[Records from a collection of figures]
>>
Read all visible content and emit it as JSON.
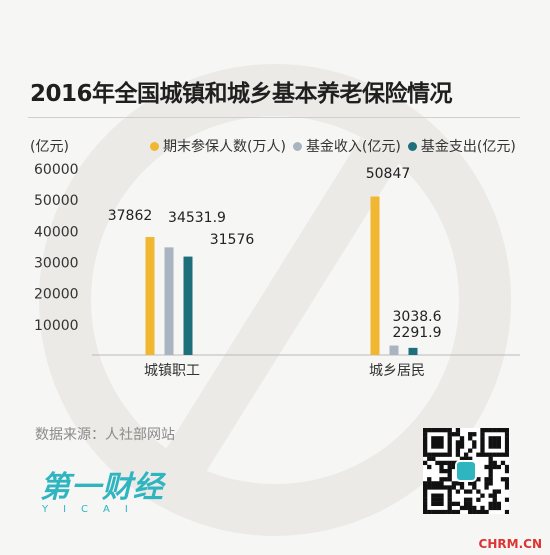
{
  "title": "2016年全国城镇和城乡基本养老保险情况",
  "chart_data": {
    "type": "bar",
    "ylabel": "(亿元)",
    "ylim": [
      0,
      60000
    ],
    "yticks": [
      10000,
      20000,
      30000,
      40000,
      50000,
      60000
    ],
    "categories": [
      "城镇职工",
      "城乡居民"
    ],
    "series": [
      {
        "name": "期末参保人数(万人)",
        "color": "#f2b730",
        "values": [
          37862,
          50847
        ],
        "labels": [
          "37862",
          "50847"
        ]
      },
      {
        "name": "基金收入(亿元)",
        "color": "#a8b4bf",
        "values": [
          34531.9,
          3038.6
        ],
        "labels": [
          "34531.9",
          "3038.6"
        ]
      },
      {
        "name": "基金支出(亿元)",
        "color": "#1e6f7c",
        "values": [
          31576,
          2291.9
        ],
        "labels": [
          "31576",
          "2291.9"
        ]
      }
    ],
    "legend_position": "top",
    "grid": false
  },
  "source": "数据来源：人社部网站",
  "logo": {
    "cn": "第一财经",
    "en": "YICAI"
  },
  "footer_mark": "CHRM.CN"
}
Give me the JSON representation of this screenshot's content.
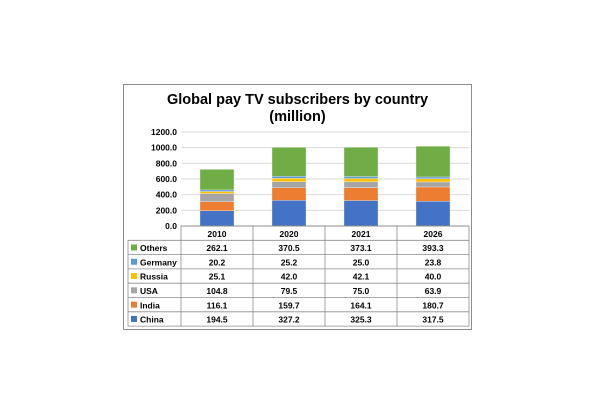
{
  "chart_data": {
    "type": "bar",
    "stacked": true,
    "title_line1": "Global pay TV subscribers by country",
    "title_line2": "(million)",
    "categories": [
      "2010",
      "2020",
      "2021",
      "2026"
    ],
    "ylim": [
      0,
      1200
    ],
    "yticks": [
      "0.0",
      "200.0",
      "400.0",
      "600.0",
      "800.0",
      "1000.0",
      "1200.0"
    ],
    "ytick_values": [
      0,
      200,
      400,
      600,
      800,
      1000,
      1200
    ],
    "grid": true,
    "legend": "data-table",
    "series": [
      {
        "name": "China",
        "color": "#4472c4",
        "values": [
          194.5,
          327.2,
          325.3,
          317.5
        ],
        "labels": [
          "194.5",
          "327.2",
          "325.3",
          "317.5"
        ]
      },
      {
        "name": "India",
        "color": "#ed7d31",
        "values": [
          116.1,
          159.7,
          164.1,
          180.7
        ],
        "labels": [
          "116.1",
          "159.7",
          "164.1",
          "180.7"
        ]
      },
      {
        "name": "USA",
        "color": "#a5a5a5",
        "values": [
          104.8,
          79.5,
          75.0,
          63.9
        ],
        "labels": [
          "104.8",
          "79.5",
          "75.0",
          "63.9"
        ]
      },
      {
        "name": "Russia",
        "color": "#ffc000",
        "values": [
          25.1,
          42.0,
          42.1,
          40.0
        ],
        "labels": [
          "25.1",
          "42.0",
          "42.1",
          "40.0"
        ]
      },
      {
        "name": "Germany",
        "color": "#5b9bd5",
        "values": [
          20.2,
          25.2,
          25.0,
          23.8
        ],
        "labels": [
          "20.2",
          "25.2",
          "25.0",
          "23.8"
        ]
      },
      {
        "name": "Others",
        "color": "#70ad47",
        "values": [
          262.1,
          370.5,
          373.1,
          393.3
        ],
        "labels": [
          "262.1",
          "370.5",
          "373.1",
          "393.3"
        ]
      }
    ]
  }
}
<<
WRITTEN REQUEST:
Verbatim reproduction of every record is required; images are left out.

SOLUTION TO THIS PROBLEM:
Read all visible content and emit it as JSON.
{
  "title": "2016年全国城镇和城乡基本养老保险情况",
  "chart_data": {
    "type": "bar",
    "ylabel": "(亿元)",
    "ylim": [
      0,
      60000
    ],
    "yticks": [
      10000,
      20000,
      30000,
      40000,
      50000,
      60000
    ],
    "categories": [
      "城镇职工",
      "城乡居民"
    ],
    "series": [
      {
        "name": "期末参保人数(万人)",
        "color": "#f2b730",
        "values": [
          37862,
          50847
        ],
        "labels": [
          "37862",
          "50847"
        ]
      },
      {
        "name": "基金收入(亿元)",
        "color": "#a8b4bf",
        "values": [
          34531.9,
          3038.6
        ],
        "labels": [
          "34531.9",
          "3038.6"
        ]
      },
      {
        "name": "基金支出(亿元)",
        "color": "#1e6f7c",
        "values": [
          31576,
          2291.9
        ],
        "labels": [
          "31576",
          "2291.9"
        ]
      }
    ],
    "legend_position": "top",
    "grid": false
  },
  "source": "数据来源：人社部网站",
  "logo": {
    "cn": "第一财经",
    "en": "YICAI"
  },
  "footer_mark": "CHRM.CN"
}
Give me the JSON representation of this screenshot's content.
{
  "chart_data": {
    "type": "bar",
    "stacked": true,
    "title_line1": "Global pay TV subscribers by country",
    "title_line2": "(million)",
    "categories": [
      "2010",
      "2020",
      "2021",
      "2026"
    ],
    "ylim": [
      0,
      1200
    ],
    "yticks": [
      "0.0",
      "200.0",
      "400.0",
      "600.0",
      "800.0",
      "1000.0",
      "1200.0"
    ],
    "ytick_values": [
      0,
      200,
      400,
      600,
      800,
      1000,
      1200
    ],
    "grid": true,
    "legend": "data-table",
    "series": [
      {
        "name": "China",
        "color": "#4472c4",
        "values": [
          194.5,
          327.2,
          325.3,
          317.5
        ],
        "labels": [
          "194.5",
          "327.2",
          "325.3",
          "317.5"
        ]
      },
      {
        "name": "India",
        "color": "#ed7d31",
        "values": [
          116.1,
          159.7,
          164.1,
          180.7
        ],
        "labels": [
          "116.1",
          "159.7",
          "164.1",
          "180.7"
        ]
      },
      {
        "name": "USA",
        "color": "#a5a5a5",
        "values": [
          104.8,
          79.5,
          75.0,
          63.9
        ],
        "labels": [
          "104.8",
          "79.5",
          "75.0",
          "63.9"
        ]
      },
      {
        "name": "Russia",
        "color": "#ffc000",
        "values": [
          25.1,
          42.0,
          42.1,
          40.0
        ],
        "labels": [
          "25.1",
          "42.0",
          "42.1",
          "40.0"
        ]
      },
      {
        "name": "Germany",
        "color": "#5b9bd5",
        "values": [
          20.2,
          25.2,
          25.0,
          23.8
        ],
        "labels": [
          "20.2",
          "25.2",
          "25.0",
          "23.8"
        ]
      },
      {
        "name": "Others",
        "color": "#70ad47",
        "values": [
          262.1,
          370.5,
          373.1,
          393.3
        ],
        "labels": [
          "262.1",
          "370.5",
          "373.1",
          "393.3"
        ]
      }
    ]
  }
}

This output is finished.